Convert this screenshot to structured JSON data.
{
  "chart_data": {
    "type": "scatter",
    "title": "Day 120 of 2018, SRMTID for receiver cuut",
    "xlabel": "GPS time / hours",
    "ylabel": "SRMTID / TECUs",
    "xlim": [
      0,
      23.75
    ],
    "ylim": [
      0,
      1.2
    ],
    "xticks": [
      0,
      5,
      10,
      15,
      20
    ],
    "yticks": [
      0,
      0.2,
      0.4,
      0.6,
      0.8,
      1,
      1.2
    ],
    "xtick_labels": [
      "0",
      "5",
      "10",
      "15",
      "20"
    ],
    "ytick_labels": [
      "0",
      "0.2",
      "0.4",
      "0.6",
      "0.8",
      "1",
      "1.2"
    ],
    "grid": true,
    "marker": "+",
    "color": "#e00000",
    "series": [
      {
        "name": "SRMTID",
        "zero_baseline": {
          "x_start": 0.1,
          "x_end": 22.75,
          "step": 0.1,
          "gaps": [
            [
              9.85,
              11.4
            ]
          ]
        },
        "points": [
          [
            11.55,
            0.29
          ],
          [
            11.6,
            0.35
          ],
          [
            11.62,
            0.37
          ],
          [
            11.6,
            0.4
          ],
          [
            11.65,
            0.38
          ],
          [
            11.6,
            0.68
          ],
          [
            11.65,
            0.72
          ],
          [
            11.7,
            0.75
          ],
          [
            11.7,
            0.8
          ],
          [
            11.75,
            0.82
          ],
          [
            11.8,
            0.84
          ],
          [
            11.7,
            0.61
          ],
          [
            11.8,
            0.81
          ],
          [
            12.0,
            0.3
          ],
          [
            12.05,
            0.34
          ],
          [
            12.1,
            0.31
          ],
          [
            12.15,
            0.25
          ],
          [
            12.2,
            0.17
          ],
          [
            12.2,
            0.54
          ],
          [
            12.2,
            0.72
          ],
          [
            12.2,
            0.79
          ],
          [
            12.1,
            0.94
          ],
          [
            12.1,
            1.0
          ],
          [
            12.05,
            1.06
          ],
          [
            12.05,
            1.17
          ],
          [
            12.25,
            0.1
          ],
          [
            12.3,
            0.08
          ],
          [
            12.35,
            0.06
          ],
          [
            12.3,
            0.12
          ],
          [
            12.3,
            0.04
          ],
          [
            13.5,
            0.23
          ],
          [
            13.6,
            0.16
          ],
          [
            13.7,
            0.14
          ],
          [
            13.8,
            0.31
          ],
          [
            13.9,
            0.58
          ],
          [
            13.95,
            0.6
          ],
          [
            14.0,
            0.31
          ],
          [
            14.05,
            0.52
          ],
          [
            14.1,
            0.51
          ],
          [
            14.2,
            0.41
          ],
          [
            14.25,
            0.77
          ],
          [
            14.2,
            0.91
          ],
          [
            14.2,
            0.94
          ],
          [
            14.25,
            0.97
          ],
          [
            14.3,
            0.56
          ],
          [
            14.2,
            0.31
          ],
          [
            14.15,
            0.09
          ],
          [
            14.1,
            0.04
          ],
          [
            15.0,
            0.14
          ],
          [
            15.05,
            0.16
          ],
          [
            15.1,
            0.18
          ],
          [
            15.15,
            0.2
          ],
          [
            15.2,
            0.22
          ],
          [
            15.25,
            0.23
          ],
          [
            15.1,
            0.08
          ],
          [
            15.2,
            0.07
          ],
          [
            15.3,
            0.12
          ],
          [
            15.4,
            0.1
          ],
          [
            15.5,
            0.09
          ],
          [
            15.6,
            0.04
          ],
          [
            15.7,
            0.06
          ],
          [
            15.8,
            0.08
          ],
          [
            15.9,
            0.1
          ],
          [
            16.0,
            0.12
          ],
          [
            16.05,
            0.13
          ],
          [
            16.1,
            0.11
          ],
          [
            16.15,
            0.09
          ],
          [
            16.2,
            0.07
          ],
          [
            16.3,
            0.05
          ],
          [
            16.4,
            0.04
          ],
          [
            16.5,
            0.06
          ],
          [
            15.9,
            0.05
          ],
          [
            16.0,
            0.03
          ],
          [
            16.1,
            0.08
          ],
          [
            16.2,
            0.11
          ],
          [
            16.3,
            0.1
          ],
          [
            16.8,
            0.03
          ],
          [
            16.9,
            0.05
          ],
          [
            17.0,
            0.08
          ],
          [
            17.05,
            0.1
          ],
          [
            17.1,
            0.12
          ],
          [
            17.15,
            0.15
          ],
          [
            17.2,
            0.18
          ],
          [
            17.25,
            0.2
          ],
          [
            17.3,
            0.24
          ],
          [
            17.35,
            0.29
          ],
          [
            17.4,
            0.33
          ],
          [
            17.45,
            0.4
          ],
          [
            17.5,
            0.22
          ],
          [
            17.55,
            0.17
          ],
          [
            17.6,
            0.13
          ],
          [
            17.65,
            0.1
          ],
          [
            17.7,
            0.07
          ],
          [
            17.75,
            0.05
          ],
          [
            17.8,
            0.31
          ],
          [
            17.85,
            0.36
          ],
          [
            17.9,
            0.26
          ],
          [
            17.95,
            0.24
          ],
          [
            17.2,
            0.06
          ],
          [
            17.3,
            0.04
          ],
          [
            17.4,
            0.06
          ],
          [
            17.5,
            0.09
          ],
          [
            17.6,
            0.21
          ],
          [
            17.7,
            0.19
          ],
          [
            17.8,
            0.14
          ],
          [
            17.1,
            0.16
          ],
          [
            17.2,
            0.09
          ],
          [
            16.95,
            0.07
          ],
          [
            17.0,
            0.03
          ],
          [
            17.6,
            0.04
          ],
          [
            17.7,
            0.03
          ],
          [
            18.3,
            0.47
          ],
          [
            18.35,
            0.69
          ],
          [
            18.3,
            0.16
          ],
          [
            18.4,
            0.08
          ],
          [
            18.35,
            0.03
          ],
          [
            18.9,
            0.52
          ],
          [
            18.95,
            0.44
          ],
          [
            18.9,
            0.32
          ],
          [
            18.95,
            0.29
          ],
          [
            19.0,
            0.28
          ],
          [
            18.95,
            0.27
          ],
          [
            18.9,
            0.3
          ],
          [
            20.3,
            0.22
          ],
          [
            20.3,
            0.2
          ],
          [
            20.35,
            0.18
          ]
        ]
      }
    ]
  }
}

Exercise instructions: Using the data above, repeat every line exactly.

Exercise answer:
Convert this screenshot to structured JSON data.
{
  "chart_data": {
    "type": "scatter",
    "title": "Day 120 of 2018, SRMTID for receiver cuut",
    "xlabel": "GPS time / hours",
    "ylabel": "SRMTID / TECUs",
    "xlim": [
      0,
      23.75
    ],
    "ylim": [
      0,
      1.2
    ],
    "xticks": [
      0,
      5,
      10,
      15,
      20
    ],
    "yticks": [
      0,
      0.2,
      0.4,
      0.6,
      0.8,
      1,
      1.2
    ],
    "xtick_labels": [
      "0",
      "5",
      "10",
      "15",
      "20"
    ],
    "ytick_labels": [
      "0",
      "0.2",
      "0.4",
      "0.6",
      "0.8",
      "1",
      "1.2"
    ],
    "grid": true,
    "marker": "+",
    "color": "#e00000",
    "series": [
      {
        "name": "SRMTID",
        "zero_baseline": {
          "x_start": 0.1,
          "x_end": 22.75,
          "step": 0.1,
          "gaps": [
            [
              9.85,
              11.4
            ]
          ]
        },
        "points": [
          [
            11.55,
            0.29
          ],
          [
            11.6,
            0.35
          ],
          [
            11.62,
            0.37
          ],
          [
            11.6,
            0.4
          ],
          [
            11.65,
            0.38
          ],
          [
            11.6,
            0.68
          ],
          [
            11.65,
            0.72
          ],
          [
            11.7,
            0.75
          ],
          [
            11.7,
            0.8
          ],
          [
            11.75,
            0.82
          ],
          [
            11.8,
            0.84
          ],
          [
            11.7,
            0.61
          ],
          [
            11.8,
            0.81
          ],
          [
            12.0,
            0.3
          ],
          [
            12.05,
            0.34
          ],
          [
            12.1,
            0.31
          ],
          [
            12.15,
            0.25
          ],
          [
            12.2,
            0.17
          ],
          [
            12.2,
            0.54
          ],
          [
            12.2,
            0.72
          ],
          [
            12.2,
            0.79
          ],
          [
            12.1,
            0.94
          ],
          [
            12.1,
            1.0
          ],
          [
            12.05,
            1.06
          ],
          [
            12.05,
            1.17
          ],
          [
            12.25,
            0.1
          ],
          [
            12.3,
            0.08
          ],
          [
            12.35,
            0.06
          ],
          [
            12.3,
            0.12
          ],
          [
            12.3,
            0.04
          ],
          [
            13.5,
            0.23
          ],
          [
            13.6,
            0.16
          ],
          [
            13.7,
            0.14
          ],
          [
            13.8,
            0.31
          ],
          [
            13.9,
            0.58
          ],
          [
            13.95,
            0.6
          ],
          [
            14.0,
            0.31
          ],
          [
            14.05,
            0.52
          ],
          [
            14.1,
            0.51
          ],
          [
            14.2,
            0.41
          ],
          [
            14.25,
            0.77
          ],
          [
            14.2,
            0.91
          ],
          [
            14.2,
            0.94
          ],
          [
            14.25,
            0.97
          ],
          [
            14.3,
            0.56
          ],
          [
            14.2,
            0.31
          ],
          [
            14.15,
            0.09
          ],
          [
            14.1,
            0.04
          ],
          [
            15.0,
            0.14
          ],
          [
            15.05,
            0.16
          ],
          [
            15.1,
            0.18
          ],
          [
            15.15,
            0.2
          ],
          [
            15.2,
            0.22
          ],
          [
            15.25,
            0.23
          ],
          [
            15.1,
            0.08
          ],
          [
            15.2,
            0.07
          ],
          [
            15.3,
            0.12
          ],
          [
            15.4,
            0.1
          ],
          [
            15.5,
            0.09
          ],
          [
            15.6,
            0.04
          ],
          [
            15.7,
            0.06
          ],
          [
            15.8,
            0.08
          ],
          [
            15.9,
            0.1
          ],
          [
            16.0,
            0.12
          ],
          [
            16.05,
            0.13
          ],
          [
            16.1,
            0.11
          ],
          [
            16.15,
            0.09
          ],
          [
            16.2,
            0.07
          ],
          [
            16.3,
            0.05
          ],
          [
            16.4,
            0.04
          ],
          [
            16.5,
            0.06
          ],
          [
            15.9,
            0.05
          ],
          [
            16.0,
            0.03
          ],
          [
            16.1,
            0.08
          ],
          [
            16.2,
            0.11
          ],
          [
            16.3,
            0.1
          ],
          [
            16.8,
            0.03
          ],
          [
            16.9,
            0.05
          ],
          [
            17.0,
            0.08
          ],
          [
            17.05,
            0.1
          ],
          [
            17.1,
            0.12
          ],
          [
            17.15,
            0.15
          ],
          [
            17.2,
            0.18
          ],
          [
            17.25,
            0.2
          ],
          [
            17.3,
            0.24
          ],
          [
            17.35,
            0.29
          ],
          [
            17.4,
            0.33
          ],
          [
            17.45,
            0.4
          ],
          [
            17.5,
            0.22
          ],
          [
            17.55,
            0.17
          ],
          [
            17.6,
            0.13
          ],
          [
            17.65,
            0.1
          ],
          [
            17.7,
            0.07
          ],
          [
            17.75,
            0.05
          ],
          [
            17.8,
            0.31
          ],
          [
            17.85,
            0.36
          ],
          [
            17.9,
            0.26
          ],
          [
            17.95,
            0.24
          ],
          [
            17.2,
            0.06
          ],
          [
            17.3,
            0.04
          ],
          [
            17.4,
            0.06
          ],
          [
            17.5,
            0.09
          ],
          [
            17.6,
            0.21
          ],
          [
            17.7,
            0.19
          ],
          [
            17.8,
            0.14
          ],
          [
            17.1,
            0.16
          ],
          [
            17.2,
            0.09
          ],
          [
            16.95,
            0.07
          ],
          [
            17.0,
            0.03
          ],
          [
            17.6,
            0.04
          ],
          [
            17.7,
            0.03
          ],
          [
            18.3,
            0.47
          ],
          [
            18.35,
            0.69
          ],
          [
            18.3,
            0.16
          ],
          [
            18.4,
            0.08
          ],
          [
            18.35,
            0.03
          ],
          [
            18.9,
            0.52
          ],
          [
            18.95,
            0.44
          ],
          [
            18.9,
            0.32
          ],
          [
            18.95,
            0.29
          ],
          [
            19.0,
            0.28
          ],
          [
            18.95,
            0.27
          ],
          [
            18.9,
            0.3
          ],
          [
            20.3,
            0.22
          ],
          [
            20.3,
            0.2
          ],
          [
            20.35,
            0.18
          ]
        ]
      }
    ]
  }
}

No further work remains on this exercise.